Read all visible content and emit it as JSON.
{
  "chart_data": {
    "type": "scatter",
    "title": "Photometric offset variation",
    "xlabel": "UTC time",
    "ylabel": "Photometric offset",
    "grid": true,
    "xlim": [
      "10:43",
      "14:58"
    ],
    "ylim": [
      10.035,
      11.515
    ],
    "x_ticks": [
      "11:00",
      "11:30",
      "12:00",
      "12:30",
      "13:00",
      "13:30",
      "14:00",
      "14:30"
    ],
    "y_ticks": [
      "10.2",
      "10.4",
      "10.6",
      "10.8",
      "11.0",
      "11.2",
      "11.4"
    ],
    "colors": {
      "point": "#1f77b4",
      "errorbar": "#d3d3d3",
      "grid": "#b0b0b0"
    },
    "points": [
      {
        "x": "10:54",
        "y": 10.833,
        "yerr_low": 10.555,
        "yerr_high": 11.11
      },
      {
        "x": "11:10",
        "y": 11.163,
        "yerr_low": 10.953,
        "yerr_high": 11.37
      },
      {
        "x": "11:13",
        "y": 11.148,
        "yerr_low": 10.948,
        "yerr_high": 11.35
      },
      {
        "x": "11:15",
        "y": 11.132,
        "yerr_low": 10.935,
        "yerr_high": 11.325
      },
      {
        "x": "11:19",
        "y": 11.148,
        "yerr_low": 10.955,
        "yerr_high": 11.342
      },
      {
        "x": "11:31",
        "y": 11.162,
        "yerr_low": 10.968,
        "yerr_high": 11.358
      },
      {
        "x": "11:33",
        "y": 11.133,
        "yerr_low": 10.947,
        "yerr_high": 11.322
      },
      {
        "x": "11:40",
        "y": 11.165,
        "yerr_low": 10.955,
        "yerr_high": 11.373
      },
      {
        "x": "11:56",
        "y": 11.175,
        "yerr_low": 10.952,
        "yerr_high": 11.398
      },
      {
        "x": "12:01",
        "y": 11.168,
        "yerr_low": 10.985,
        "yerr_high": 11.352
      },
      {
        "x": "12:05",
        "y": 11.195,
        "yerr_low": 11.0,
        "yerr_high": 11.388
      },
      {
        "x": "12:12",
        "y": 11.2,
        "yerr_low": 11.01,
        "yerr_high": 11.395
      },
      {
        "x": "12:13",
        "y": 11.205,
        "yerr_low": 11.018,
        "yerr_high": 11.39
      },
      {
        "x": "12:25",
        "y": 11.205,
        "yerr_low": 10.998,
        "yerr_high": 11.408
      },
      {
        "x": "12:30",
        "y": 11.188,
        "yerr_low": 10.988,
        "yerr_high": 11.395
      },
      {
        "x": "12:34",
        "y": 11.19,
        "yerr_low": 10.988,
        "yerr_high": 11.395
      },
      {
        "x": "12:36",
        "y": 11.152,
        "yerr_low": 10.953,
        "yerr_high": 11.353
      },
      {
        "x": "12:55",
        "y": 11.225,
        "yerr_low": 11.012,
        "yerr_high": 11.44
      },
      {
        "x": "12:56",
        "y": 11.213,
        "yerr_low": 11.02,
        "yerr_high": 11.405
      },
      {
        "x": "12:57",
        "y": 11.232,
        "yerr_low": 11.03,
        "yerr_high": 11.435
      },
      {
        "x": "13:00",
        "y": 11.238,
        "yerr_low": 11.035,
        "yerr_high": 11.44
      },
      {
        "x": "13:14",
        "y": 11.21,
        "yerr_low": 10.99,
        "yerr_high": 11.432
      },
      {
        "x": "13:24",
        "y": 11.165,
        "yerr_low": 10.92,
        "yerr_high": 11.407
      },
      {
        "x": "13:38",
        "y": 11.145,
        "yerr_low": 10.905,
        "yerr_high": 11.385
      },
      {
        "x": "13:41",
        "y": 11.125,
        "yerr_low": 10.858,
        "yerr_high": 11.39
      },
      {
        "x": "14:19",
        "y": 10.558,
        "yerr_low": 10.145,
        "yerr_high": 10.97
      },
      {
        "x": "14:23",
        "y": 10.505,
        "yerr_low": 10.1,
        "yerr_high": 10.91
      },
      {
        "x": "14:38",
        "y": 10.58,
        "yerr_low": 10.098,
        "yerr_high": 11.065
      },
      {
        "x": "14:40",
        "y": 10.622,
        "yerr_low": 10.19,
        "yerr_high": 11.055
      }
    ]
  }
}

•••••

__WHAT THE EXERCISE ASKS__
Above are the records; copy every line in them that holds the word "Photometric".

__OUTPUT OF THE EXERCISE__
    "title": "Photometric offset variation",
    "ylabel": "Photometric offset",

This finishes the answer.